TASK BRIEF. All lines in which the word "xlabel" occurs are to be extracted.

-------- DATASET EXCERPTS --------

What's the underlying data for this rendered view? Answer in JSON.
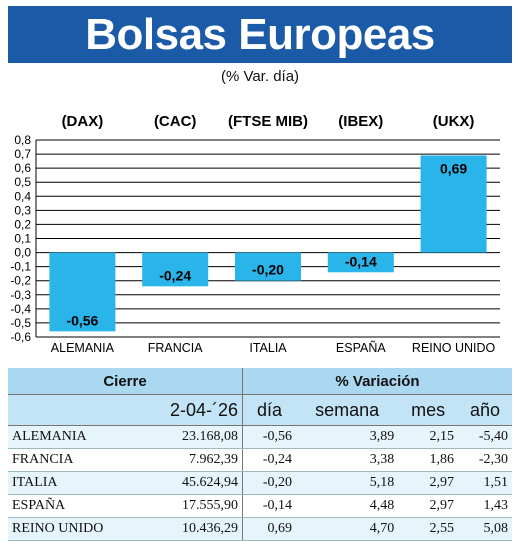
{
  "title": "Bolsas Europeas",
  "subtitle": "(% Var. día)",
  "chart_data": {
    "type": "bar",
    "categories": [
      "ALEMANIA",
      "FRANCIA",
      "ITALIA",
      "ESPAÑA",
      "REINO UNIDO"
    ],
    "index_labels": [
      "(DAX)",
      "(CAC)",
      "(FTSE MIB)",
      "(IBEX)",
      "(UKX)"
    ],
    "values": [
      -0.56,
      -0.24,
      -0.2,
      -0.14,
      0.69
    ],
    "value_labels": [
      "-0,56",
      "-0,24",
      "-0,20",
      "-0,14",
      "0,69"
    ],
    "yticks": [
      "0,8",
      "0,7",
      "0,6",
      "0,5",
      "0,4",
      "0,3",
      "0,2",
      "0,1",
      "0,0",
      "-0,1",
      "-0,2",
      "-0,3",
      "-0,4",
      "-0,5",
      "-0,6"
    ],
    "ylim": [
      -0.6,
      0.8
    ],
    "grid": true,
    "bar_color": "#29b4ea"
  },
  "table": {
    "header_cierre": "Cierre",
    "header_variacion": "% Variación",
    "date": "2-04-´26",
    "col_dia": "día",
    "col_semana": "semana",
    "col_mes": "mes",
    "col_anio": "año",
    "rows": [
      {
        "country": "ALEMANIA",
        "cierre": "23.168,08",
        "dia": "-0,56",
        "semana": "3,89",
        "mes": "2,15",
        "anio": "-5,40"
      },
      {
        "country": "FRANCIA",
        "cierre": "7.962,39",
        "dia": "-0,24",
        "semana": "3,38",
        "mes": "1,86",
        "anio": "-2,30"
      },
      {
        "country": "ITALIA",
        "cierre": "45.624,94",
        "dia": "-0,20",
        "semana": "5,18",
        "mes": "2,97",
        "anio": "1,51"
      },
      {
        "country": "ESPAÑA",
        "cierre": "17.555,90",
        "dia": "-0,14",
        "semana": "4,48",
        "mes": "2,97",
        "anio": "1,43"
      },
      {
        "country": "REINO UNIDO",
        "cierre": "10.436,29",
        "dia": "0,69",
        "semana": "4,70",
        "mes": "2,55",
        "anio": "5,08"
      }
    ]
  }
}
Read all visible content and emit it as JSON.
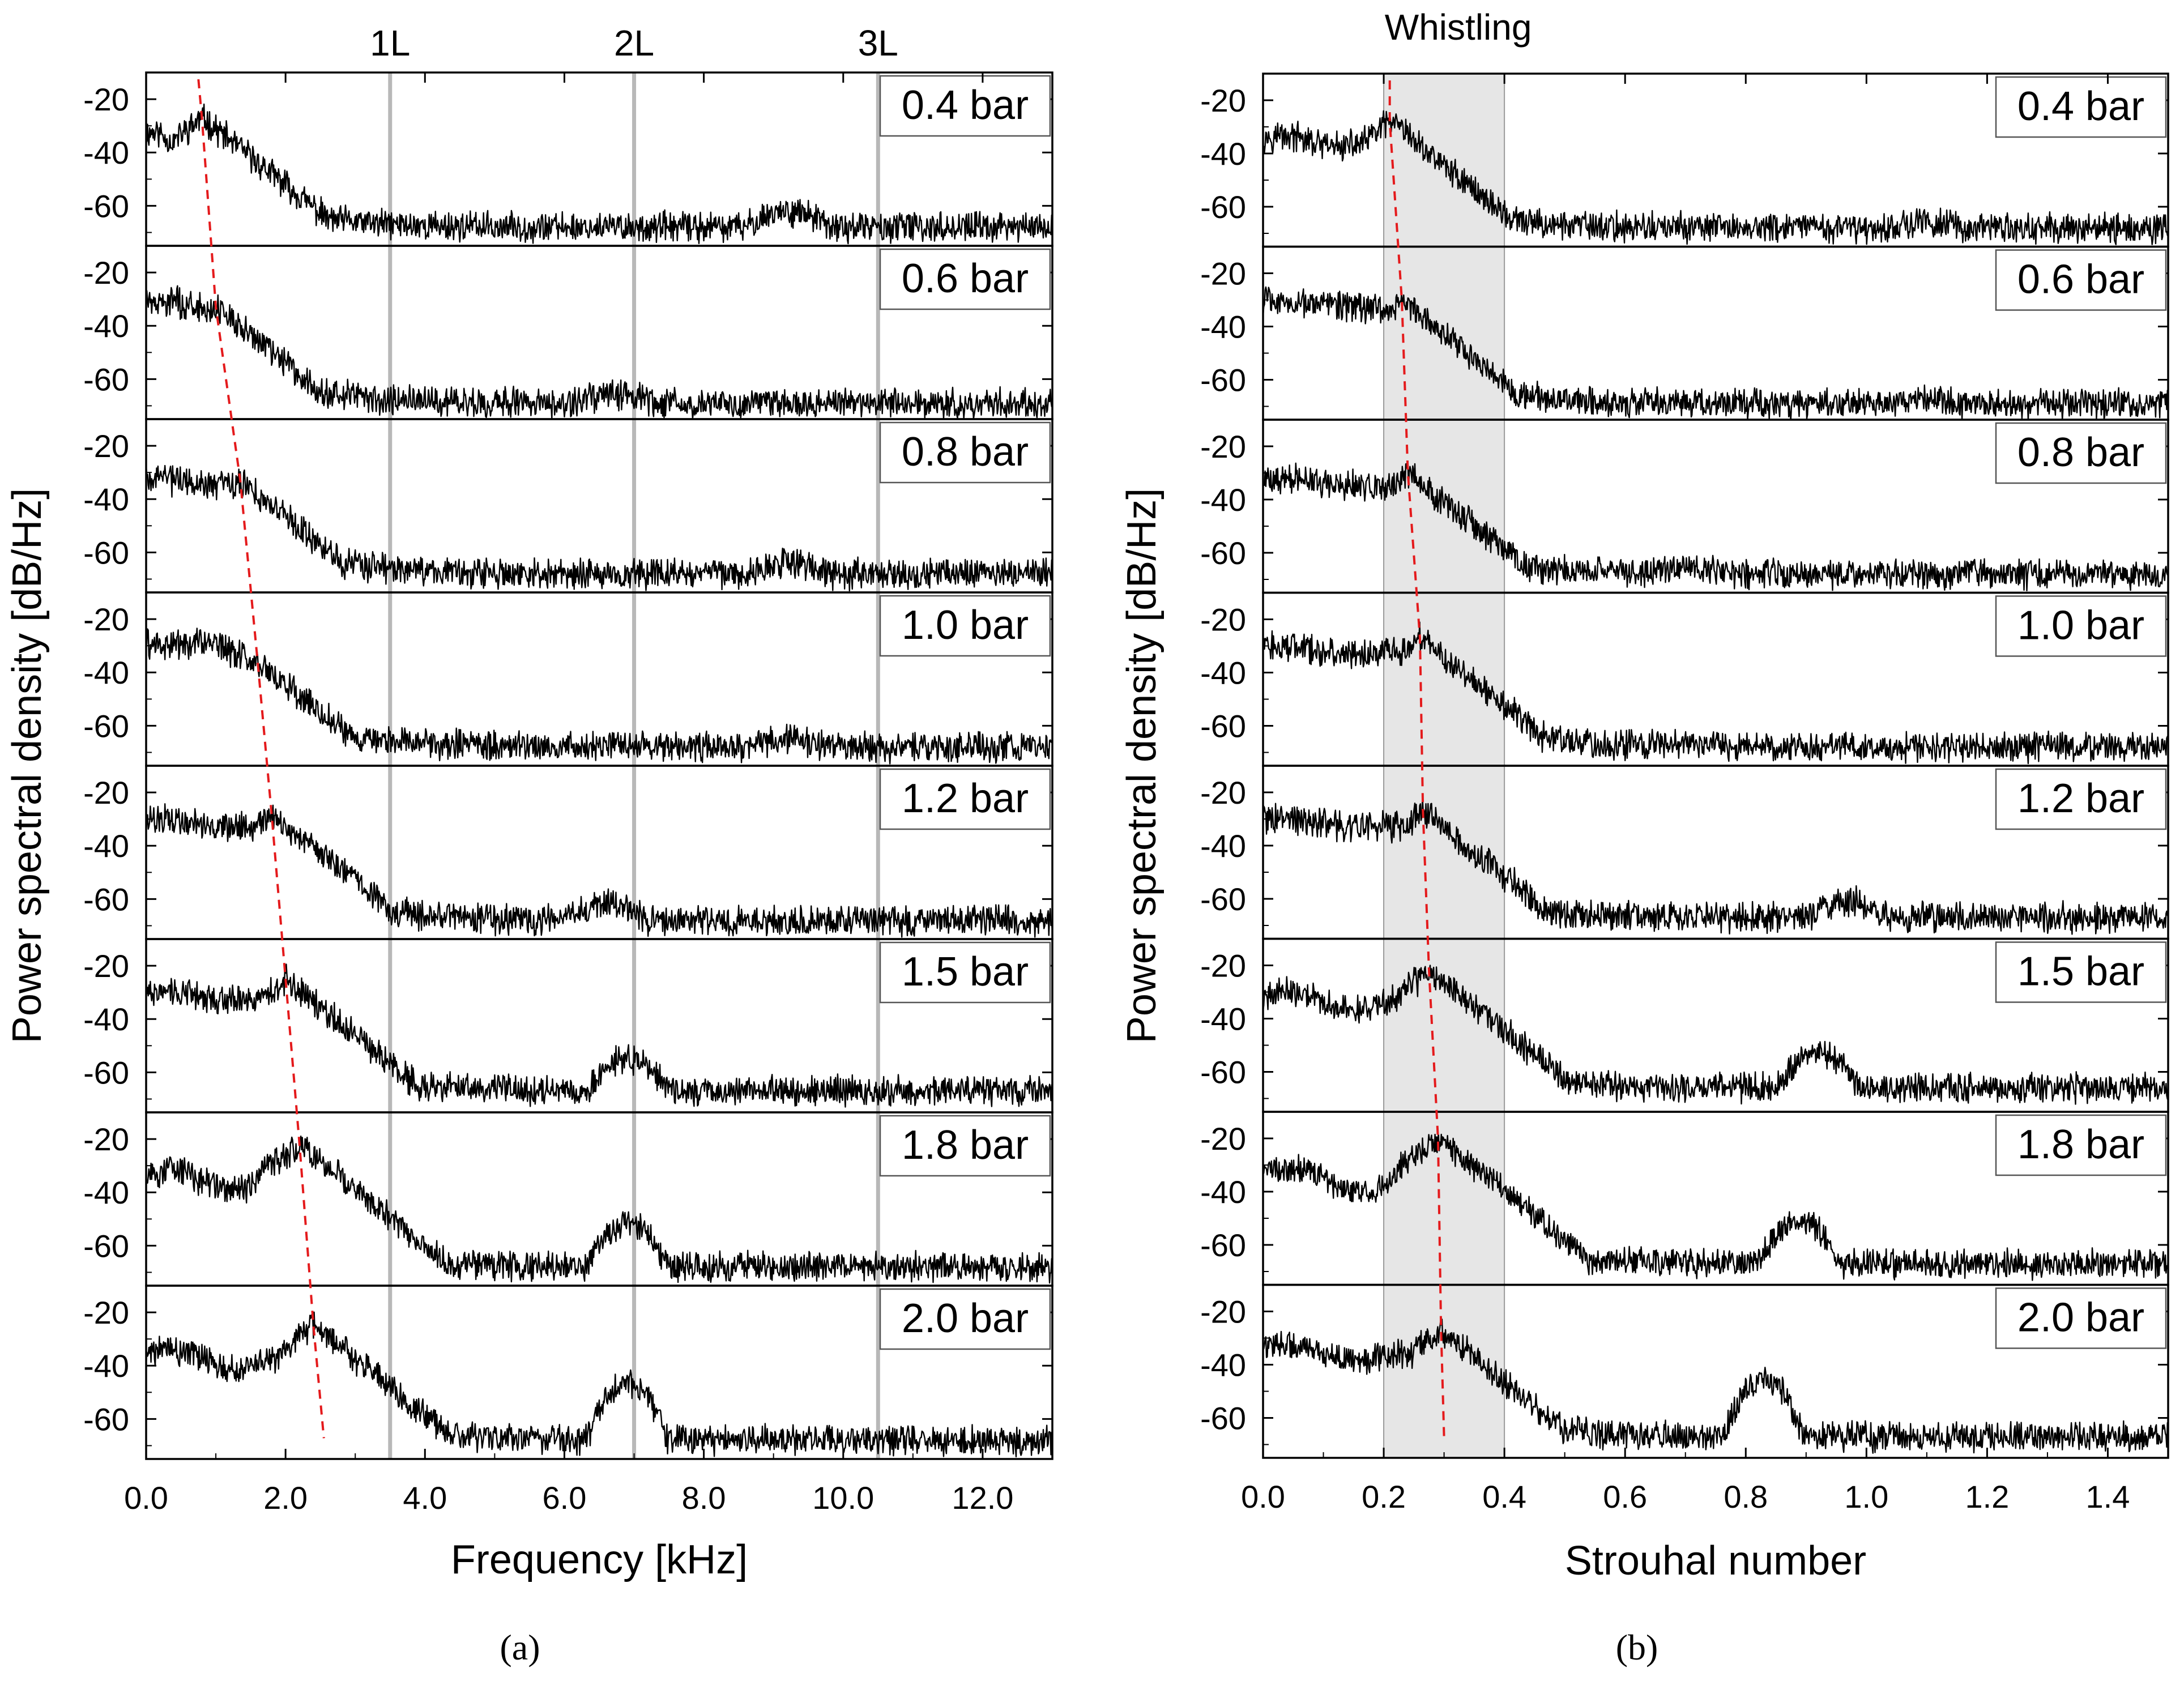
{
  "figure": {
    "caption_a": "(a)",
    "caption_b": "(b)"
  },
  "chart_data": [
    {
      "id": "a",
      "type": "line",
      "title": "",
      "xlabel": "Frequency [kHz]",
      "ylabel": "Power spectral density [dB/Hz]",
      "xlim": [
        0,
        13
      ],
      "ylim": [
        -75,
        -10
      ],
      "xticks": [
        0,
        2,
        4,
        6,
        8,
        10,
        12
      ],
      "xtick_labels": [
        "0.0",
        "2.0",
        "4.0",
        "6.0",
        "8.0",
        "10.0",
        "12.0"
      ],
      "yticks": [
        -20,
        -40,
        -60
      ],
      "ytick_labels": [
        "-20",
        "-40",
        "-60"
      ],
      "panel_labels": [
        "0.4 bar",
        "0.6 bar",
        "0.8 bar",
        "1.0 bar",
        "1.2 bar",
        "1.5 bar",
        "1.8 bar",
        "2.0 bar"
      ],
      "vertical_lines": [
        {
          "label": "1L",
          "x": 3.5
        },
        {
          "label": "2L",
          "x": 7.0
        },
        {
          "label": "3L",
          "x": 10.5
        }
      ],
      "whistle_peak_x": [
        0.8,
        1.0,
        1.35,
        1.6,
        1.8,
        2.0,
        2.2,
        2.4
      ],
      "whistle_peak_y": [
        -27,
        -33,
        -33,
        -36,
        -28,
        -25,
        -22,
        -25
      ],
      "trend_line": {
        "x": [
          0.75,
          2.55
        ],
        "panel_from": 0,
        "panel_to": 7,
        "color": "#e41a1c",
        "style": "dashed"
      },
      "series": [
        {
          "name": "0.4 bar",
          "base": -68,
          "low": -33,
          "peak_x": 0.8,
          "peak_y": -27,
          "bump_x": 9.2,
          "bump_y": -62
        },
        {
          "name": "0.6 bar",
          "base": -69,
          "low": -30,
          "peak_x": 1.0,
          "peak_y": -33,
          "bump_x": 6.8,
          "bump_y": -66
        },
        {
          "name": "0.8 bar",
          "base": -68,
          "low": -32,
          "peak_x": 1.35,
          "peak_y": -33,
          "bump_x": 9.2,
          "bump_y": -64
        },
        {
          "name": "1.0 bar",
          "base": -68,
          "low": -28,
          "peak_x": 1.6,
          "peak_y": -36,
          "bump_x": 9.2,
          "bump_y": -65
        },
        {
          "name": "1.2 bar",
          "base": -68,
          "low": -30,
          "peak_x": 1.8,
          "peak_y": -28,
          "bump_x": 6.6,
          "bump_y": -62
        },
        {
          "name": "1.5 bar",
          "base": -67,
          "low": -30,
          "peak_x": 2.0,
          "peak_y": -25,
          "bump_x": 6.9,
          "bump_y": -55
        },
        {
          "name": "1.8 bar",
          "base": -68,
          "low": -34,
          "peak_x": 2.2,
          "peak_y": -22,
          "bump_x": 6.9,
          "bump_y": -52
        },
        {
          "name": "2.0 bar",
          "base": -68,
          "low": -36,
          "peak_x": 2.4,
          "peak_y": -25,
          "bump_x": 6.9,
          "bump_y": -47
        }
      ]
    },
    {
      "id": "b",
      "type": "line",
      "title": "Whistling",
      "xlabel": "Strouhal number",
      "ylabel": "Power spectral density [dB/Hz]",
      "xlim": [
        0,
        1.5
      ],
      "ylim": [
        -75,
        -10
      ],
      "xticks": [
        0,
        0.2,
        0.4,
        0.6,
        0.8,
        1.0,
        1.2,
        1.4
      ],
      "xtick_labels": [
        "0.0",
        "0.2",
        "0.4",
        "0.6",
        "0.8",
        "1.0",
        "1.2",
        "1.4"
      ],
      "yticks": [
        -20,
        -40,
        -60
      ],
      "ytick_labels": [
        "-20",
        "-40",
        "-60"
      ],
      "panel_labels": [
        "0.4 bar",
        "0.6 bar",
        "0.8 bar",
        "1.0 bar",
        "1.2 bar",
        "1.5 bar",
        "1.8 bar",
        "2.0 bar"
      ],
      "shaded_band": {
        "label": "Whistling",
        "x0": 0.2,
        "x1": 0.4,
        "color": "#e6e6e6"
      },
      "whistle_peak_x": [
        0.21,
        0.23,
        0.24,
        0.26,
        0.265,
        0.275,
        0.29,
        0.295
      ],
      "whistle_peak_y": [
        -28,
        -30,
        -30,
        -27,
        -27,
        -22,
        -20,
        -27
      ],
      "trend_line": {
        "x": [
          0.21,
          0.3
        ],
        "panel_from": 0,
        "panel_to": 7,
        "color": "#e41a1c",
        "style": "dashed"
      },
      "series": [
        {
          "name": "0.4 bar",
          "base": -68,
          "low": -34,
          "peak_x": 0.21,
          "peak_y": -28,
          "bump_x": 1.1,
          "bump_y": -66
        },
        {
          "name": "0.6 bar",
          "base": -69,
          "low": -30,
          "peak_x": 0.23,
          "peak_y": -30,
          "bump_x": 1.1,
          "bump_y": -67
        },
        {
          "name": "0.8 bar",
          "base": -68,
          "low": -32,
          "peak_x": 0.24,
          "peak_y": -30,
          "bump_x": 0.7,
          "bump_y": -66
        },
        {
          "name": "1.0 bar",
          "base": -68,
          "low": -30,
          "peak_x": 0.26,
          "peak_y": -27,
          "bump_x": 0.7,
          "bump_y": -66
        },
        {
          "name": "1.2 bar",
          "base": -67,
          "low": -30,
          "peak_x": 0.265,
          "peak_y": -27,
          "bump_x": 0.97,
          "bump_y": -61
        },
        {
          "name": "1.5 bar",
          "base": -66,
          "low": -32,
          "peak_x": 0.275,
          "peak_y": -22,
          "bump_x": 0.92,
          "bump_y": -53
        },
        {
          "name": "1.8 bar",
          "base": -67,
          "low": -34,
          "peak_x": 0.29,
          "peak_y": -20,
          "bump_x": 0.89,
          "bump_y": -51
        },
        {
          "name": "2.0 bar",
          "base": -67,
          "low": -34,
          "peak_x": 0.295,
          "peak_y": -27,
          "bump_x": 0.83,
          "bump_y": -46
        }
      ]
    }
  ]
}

--------

RESPONSE TO THE EXERCISE.
      "xlabel": "Frequency [kHz]",
      "xlabel": "Strouhal number",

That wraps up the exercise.